> **Written request**: Restate the entries below word for word, omitting nothing.

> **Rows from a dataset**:
════
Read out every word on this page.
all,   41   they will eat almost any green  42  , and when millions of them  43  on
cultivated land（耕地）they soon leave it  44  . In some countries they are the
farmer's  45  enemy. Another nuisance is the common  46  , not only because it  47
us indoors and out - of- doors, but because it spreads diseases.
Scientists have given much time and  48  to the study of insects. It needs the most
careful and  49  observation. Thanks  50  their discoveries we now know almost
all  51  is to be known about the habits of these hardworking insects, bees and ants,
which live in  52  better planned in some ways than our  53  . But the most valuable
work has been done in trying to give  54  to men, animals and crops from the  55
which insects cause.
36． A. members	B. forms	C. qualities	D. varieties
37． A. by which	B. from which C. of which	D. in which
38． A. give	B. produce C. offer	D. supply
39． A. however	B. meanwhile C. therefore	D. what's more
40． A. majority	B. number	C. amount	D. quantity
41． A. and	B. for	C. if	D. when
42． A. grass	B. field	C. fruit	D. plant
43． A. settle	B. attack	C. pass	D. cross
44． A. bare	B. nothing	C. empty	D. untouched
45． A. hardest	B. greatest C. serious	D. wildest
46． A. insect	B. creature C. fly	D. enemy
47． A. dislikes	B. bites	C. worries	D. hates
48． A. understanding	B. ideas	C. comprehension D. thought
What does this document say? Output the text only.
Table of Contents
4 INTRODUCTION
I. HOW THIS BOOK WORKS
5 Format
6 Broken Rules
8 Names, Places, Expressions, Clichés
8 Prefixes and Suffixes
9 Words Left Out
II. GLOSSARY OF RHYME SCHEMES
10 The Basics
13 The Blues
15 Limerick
════
> **Output for this task**:
Read out every word on this page.
all,   41   they will eat almost any green  42  , and when millions of them  43  on
cultivated land（耕地）they soon leave it  44  . In some countries they are the
farmer's  45  enemy. Another nuisance is the common  46  , not only because it  47
us indoors and out - of- doors, but because it spreads diseases.
Scientists have given much time and  48  to the study of insects. It needs the most
careful and  49  observation. Thanks  50  their discoveries we now know almost
all  51  is to be known about the habits of these hardworking insects, bees and ants,
which live in  52  better planned in some ways than our  53  . But the most valuable
work has been done in trying to give  54  to men, animals and crops from the  55
which insects cause.
36． A. members	B. forms	C. qualities	D. varieties
37． A. by which	B. from which C. of which	D. in which
38． A. give	B. produce C. offer	D. supply
39． A. however	B. meanwhile C. therefore	D. what's more
40． A. majority	B. number	C. amount	D. quantity
41． A. and	B. for	C. if	D. when
42． A. grass	B. field	C. fruit	D. plant
43． A. settle	B. attack	C. pass	D. cross
44． A. bare	B. nothing	C. empty	D. untouched
45． A. hardest	B. greatest C. serious	D. wildest
46． A. insect	B. creature C. fly	D. enemy
47． A. dislikes	B. bites	C. worries	D. hates
48． A. understanding	B. ideas	C. comprehension D. thought
What does this document say? Output the text only.
Table of Contents
4 INTRODUCTION
I. HOW THIS BOOK WORKS
5 Format
6 Broken Rules
8 Names, Places, Expressions, Clichés
8 Prefixes and Suffixes
9 Words Left Out
II. GLOSSARY OF RHYME SCHEMES
10 The Basics
13 The Blues
15 Limerick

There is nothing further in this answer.